What to do:
Skip all pictures, then print the remaining material exactly.

Supplied entries:

____________

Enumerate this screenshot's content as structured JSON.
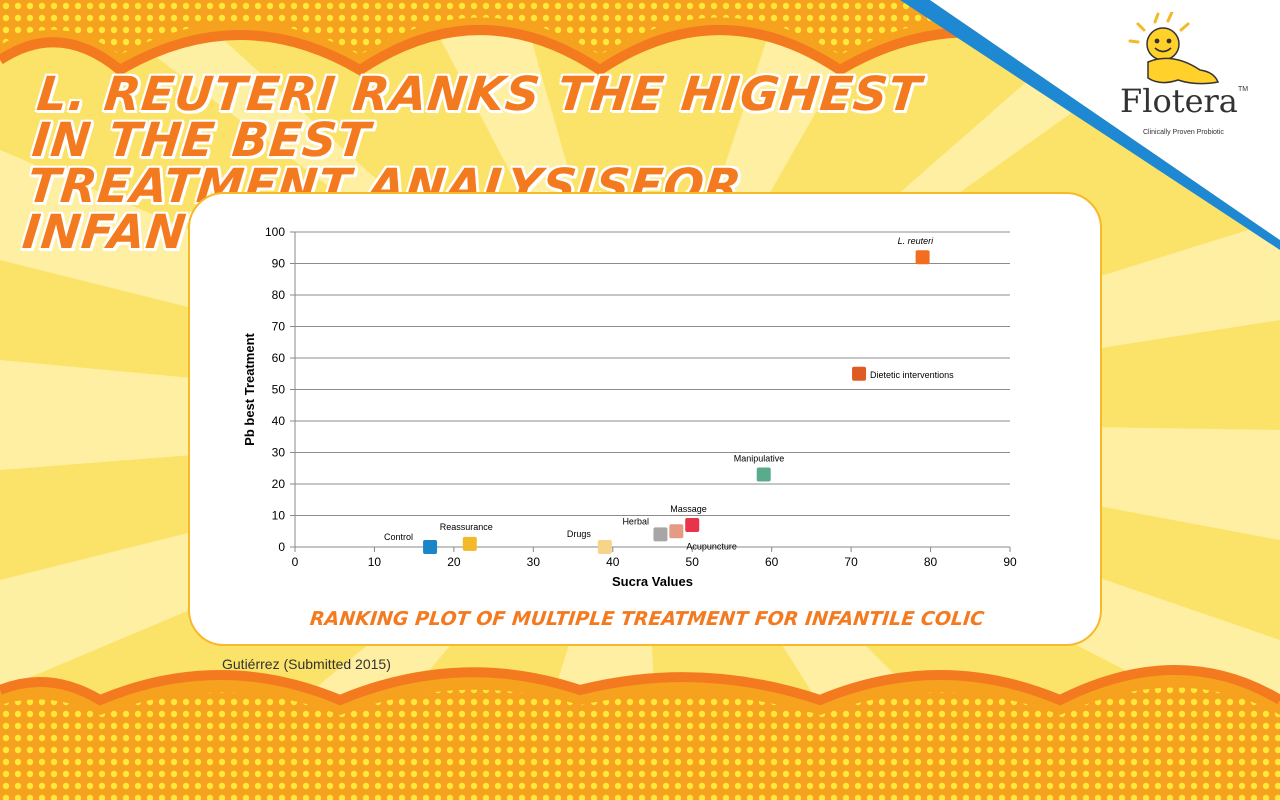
{
  "headline": {
    "line1": "L. reuteri ranks the highest in the best",
    "line2": "treatment analysisfor infantile colic"
  },
  "logo": {
    "brand": "Flotera",
    "tm": "TM",
    "tagline": "Clinically Proven Probiotic",
    "icon": "smiling-sun-mascot"
  },
  "chart_caption": "Ranking plot of multiple treatment for infantile colic",
  "citation": "Gutiérrez (Submitted 2015)",
  "colors": {
    "headline": "#f47a20",
    "card_border": "#f7b82a",
    "background": "#fbe36a"
  },
  "chart_data": {
    "type": "scatter",
    "xlabel": "Sucra Values",
    "ylabel": "Pb best Treatment",
    "xlim": [
      0,
      90
    ],
    "ylim": [
      0,
      100
    ],
    "xticks": [
      0,
      10,
      20,
      30,
      40,
      50,
      60,
      70,
      80,
      90
    ],
    "yticks": [
      0,
      10,
      20,
      30,
      40,
      50,
      60,
      70,
      80,
      90,
      100
    ],
    "grid": "horizontal",
    "marker": "square",
    "points": [
      {
        "label": "Control",
        "x": 17,
        "y": 0,
        "color": "#1a86c8"
      },
      {
        "label": "Reassurance",
        "x": 22,
        "y": 1,
        "color": "#f2b928"
      },
      {
        "label": "Drugs",
        "x": 39,
        "y": 0,
        "color": "#f6d58a"
      },
      {
        "label": "Herbal",
        "x": 46,
        "y": 4,
        "color": "#a6a6a6"
      },
      {
        "label": "Acupuncture",
        "x": 48,
        "y": 5,
        "color": "#e59a86"
      },
      {
        "label": "Massage",
        "x": 50,
        "y": 7,
        "color": "#e8334a"
      },
      {
        "label": "Manipulative",
        "x": 59,
        "y": 23,
        "color": "#5aab8c"
      },
      {
        "label": "Dietetic interventions",
        "x": 71,
        "y": 55,
        "color": "#e05a24"
      },
      {
        "label": "L. reuteri",
        "x": 79,
        "y": 92,
        "color": "#f26d1f"
      }
    ]
  }
}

____________

Correct result:
Enumerate this screenshot's content as structured JSON.
{
  "headline": {
    "line1": "L. reuteri ranks the highest in the best",
    "line2": "treatment analysisfor infantile colic"
  },
  "logo": {
    "brand": "Flotera",
    "tm": "TM",
    "tagline": "Clinically Proven Probiotic",
    "icon": "smiling-sun-mascot"
  },
  "chart_caption": "Ranking plot of multiple treatment for infantile colic",
  "citation": "Gutiérrez (Submitted 2015)",
  "colors": {
    "headline": "#f47a20",
    "card_border": "#f7b82a",
    "background": "#fbe36a"
  },
  "chart_data": {
    "type": "scatter",
    "xlabel": "Sucra Values",
    "ylabel": "Pb best Treatment",
    "xlim": [
      0,
      90
    ],
    "ylim": [
      0,
      100
    ],
    "xticks": [
      0,
      10,
      20,
      30,
      40,
      50,
      60,
      70,
      80,
      90
    ],
    "yticks": [
      0,
      10,
      20,
      30,
      40,
      50,
      60,
      70,
      80,
      90,
      100
    ],
    "grid": "horizontal",
    "marker": "square",
    "points": [
      {
        "label": "Control",
        "x": 17,
        "y": 0,
        "color": "#1a86c8"
      },
      {
        "label": "Reassurance",
        "x": 22,
        "y": 1,
        "color": "#f2b928"
      },
      {
        "label": "Drugs",
        "x": 39,
        "y": 0,
        "color": "#f6d58a"
      },
      {
        "label": "Herbal",
        "x": 46,
        "y": 4,
        "color": "#a6a6a6"
      },
      {
        "label": "Acupuncture",
        "x": 48,
        "y": 5,
        "color": "#e59a86"
      },
      {
        "label": "Massage",
        "x": 50,
        "y": 7,
        "color": "#e8334a"
      },
      {
        "label": "Manipulative",
        "x": 59,
        "y": 23,
        "color": "#5aab8c"
      },
      {
        "label": "Dietetic interventions",
        "x": 71,
        "y": 55,
        "color": "#e05a24"
      },
      {
        "label": "L. reuteri",
        "x": 79,
        "y": 92,
        "color": "#f26d1f"
      }
    ]
  }
}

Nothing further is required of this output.